──────── SUPPLIED RECORDS ────────
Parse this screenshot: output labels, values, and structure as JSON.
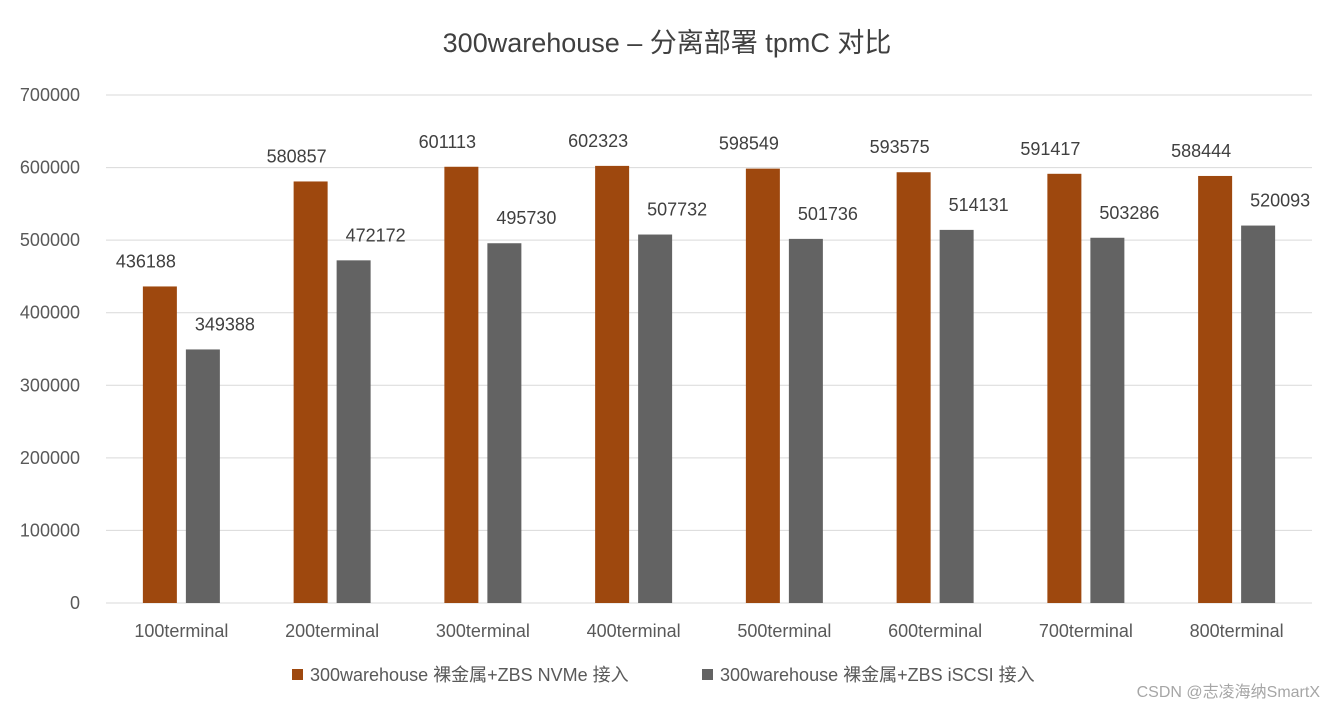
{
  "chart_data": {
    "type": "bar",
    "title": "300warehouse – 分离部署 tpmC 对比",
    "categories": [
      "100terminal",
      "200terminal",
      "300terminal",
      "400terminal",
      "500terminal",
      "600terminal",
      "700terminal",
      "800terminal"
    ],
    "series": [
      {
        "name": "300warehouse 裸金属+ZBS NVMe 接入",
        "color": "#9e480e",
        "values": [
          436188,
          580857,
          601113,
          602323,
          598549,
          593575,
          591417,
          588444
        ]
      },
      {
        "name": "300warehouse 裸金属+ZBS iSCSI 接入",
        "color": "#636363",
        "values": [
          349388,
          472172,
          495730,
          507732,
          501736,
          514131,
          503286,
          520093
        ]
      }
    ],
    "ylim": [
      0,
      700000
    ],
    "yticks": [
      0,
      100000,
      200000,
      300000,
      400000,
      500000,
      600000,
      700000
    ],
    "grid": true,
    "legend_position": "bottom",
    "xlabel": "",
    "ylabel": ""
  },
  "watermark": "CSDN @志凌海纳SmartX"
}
────────
──────── SUPPLIED RECORDS ────────
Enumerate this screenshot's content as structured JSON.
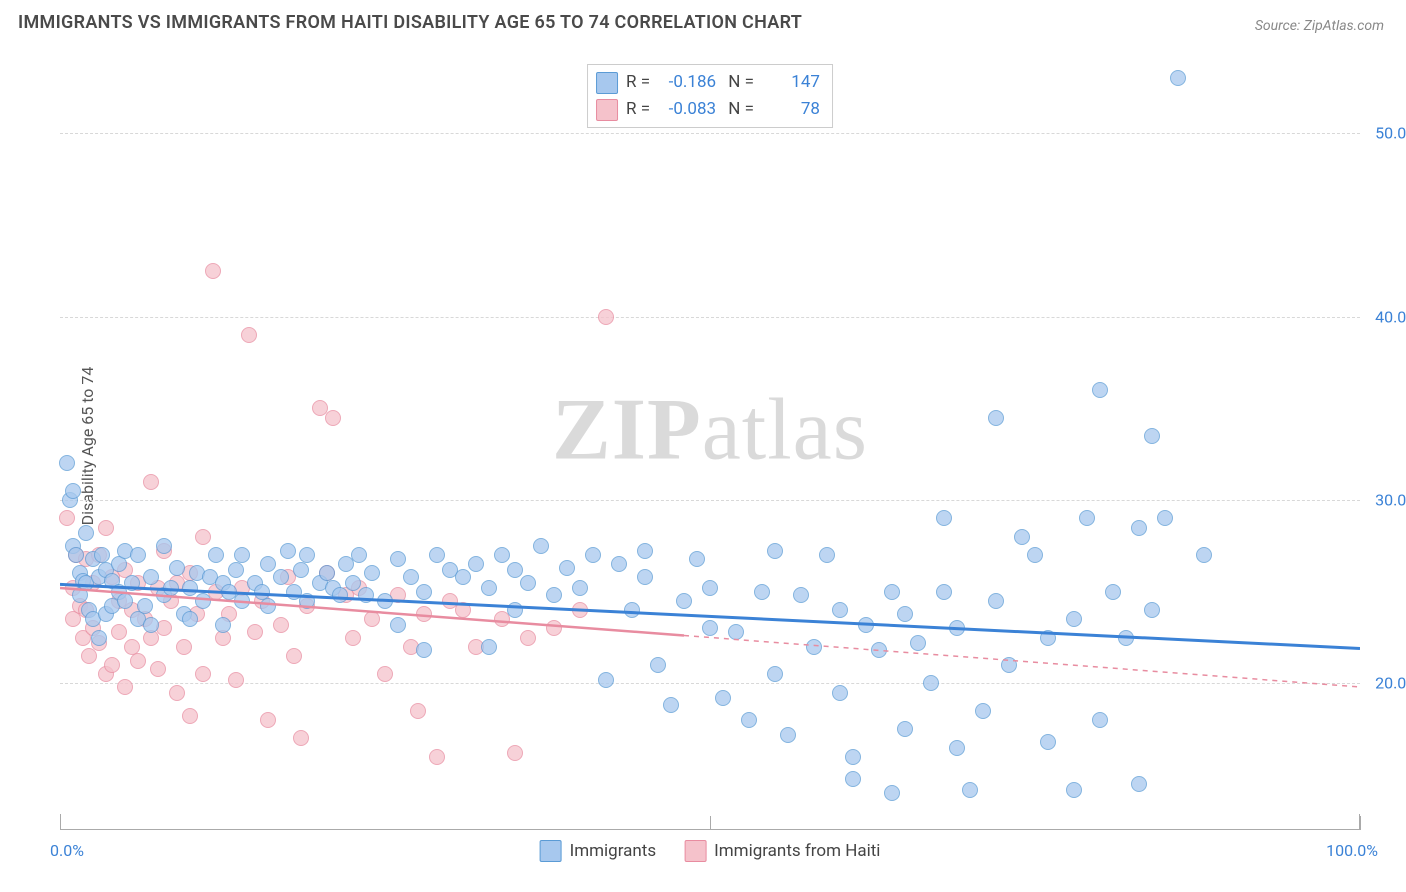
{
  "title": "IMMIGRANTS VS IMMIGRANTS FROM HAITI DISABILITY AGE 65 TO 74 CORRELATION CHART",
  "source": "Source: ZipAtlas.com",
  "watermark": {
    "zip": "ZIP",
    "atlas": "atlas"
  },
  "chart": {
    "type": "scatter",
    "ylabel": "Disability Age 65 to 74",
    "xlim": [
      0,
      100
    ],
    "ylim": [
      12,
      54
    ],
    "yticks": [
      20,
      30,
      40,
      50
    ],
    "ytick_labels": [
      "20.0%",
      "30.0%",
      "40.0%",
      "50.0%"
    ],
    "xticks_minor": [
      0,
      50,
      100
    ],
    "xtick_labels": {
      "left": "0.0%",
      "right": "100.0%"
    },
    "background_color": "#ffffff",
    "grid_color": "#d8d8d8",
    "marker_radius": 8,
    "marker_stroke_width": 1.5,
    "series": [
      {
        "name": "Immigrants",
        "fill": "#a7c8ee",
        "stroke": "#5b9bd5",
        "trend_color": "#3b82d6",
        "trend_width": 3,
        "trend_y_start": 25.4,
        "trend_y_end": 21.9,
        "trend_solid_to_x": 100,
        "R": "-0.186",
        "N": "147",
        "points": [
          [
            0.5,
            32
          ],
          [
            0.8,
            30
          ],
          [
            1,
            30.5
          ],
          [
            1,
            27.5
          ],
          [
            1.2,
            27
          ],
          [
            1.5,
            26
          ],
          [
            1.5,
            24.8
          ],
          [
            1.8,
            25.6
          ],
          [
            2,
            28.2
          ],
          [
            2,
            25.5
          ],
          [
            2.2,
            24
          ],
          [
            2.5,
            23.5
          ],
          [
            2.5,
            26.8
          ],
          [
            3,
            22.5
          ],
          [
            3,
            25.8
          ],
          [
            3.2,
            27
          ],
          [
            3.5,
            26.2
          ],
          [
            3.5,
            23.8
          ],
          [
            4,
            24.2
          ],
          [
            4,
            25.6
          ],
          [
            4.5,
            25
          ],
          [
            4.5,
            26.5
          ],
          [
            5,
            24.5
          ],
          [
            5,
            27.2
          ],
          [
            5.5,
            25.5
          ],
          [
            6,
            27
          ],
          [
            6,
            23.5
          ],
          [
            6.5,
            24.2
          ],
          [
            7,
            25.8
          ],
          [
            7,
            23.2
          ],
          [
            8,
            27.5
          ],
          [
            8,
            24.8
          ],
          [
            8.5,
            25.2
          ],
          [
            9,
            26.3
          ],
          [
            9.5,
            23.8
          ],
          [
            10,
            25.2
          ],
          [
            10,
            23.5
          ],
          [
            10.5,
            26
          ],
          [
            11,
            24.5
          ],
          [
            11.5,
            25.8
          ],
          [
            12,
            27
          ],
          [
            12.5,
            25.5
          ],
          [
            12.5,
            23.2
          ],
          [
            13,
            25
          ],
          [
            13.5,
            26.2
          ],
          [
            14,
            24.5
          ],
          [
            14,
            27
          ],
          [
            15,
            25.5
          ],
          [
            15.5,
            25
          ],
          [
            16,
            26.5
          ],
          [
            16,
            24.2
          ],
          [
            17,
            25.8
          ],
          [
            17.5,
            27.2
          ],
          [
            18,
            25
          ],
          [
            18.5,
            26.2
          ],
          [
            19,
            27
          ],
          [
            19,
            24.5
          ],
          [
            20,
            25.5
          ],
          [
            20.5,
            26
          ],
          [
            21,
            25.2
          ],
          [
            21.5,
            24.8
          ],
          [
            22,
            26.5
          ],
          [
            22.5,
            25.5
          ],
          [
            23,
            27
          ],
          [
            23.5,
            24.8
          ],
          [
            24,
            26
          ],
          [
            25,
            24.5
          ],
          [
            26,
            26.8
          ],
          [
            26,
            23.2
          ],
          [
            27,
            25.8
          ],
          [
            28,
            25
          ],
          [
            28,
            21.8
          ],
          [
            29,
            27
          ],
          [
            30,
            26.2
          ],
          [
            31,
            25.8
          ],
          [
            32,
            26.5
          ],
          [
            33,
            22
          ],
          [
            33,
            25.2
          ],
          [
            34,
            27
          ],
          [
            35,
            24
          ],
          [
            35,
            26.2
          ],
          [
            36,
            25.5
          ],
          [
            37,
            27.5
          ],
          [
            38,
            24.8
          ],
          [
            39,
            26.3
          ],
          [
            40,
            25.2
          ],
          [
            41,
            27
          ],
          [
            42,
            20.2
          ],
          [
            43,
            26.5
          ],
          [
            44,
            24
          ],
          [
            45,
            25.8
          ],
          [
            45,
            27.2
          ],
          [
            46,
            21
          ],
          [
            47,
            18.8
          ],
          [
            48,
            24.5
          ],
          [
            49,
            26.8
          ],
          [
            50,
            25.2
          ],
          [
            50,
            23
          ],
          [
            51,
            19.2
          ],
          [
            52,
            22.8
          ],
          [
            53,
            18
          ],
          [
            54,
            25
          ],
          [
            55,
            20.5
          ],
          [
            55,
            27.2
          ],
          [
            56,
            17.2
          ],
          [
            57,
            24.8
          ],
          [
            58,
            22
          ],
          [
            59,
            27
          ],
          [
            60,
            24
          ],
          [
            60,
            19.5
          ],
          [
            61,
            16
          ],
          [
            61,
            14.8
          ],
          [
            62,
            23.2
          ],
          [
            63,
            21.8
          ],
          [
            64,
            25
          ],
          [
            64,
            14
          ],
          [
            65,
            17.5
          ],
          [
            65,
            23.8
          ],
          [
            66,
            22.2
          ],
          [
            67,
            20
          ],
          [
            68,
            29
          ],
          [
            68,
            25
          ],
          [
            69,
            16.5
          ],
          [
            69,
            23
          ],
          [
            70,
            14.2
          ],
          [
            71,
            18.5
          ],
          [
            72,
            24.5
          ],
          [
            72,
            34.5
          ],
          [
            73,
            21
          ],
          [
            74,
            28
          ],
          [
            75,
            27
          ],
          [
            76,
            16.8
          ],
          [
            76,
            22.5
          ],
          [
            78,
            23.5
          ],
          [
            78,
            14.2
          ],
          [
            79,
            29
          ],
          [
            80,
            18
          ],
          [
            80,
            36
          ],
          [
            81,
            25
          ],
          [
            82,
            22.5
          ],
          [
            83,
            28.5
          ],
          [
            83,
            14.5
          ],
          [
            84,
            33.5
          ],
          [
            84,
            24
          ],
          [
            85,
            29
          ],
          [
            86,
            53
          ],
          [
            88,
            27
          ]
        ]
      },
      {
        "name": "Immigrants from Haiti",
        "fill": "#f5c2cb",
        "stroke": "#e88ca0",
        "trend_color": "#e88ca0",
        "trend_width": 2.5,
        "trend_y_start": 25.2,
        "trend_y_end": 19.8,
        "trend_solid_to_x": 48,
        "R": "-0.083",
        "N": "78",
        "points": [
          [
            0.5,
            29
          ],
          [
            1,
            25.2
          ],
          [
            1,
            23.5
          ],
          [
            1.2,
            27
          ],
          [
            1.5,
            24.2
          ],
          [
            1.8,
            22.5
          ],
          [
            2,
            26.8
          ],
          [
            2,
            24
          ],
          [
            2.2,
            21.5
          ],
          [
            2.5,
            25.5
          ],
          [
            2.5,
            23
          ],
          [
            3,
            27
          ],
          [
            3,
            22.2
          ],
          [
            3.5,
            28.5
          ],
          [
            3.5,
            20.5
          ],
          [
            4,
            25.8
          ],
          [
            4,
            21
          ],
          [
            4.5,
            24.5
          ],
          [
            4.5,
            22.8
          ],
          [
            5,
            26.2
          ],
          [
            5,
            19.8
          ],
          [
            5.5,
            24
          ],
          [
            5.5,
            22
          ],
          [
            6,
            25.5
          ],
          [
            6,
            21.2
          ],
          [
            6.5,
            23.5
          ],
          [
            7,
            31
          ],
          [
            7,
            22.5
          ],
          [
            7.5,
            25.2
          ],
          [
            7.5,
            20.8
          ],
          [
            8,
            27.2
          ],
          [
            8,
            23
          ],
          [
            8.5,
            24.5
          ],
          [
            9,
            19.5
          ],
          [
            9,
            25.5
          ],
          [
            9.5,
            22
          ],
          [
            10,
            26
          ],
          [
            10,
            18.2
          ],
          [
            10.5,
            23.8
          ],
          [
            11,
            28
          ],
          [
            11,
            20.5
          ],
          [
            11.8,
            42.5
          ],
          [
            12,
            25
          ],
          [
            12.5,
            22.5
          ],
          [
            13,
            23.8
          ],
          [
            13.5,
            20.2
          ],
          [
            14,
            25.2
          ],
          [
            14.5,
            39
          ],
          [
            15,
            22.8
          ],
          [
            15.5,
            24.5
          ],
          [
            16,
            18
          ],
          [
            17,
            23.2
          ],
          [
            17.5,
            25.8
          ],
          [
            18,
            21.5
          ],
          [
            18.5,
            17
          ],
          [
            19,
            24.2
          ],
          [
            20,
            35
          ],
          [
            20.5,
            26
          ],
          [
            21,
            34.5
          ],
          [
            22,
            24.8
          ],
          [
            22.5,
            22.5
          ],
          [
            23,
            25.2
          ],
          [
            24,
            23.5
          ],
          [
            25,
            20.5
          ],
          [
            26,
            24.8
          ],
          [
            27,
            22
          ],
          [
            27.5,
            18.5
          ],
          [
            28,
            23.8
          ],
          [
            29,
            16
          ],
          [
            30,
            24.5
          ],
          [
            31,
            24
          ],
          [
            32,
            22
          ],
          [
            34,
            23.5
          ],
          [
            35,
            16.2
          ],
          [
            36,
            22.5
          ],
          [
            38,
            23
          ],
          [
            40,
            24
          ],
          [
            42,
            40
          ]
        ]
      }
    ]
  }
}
────────
→ AIM: Using the data above, copy each line that contains "name".

→ PROBLEM SOLUTION:
        "name": "300warehouse 裸金属+ZBS NVMe 接入",
        "name": "300warehouse 裸金属+ZBS iSCSI 接入",
        "name": "Immigrants",
        "name": "Immigrants from Haiti",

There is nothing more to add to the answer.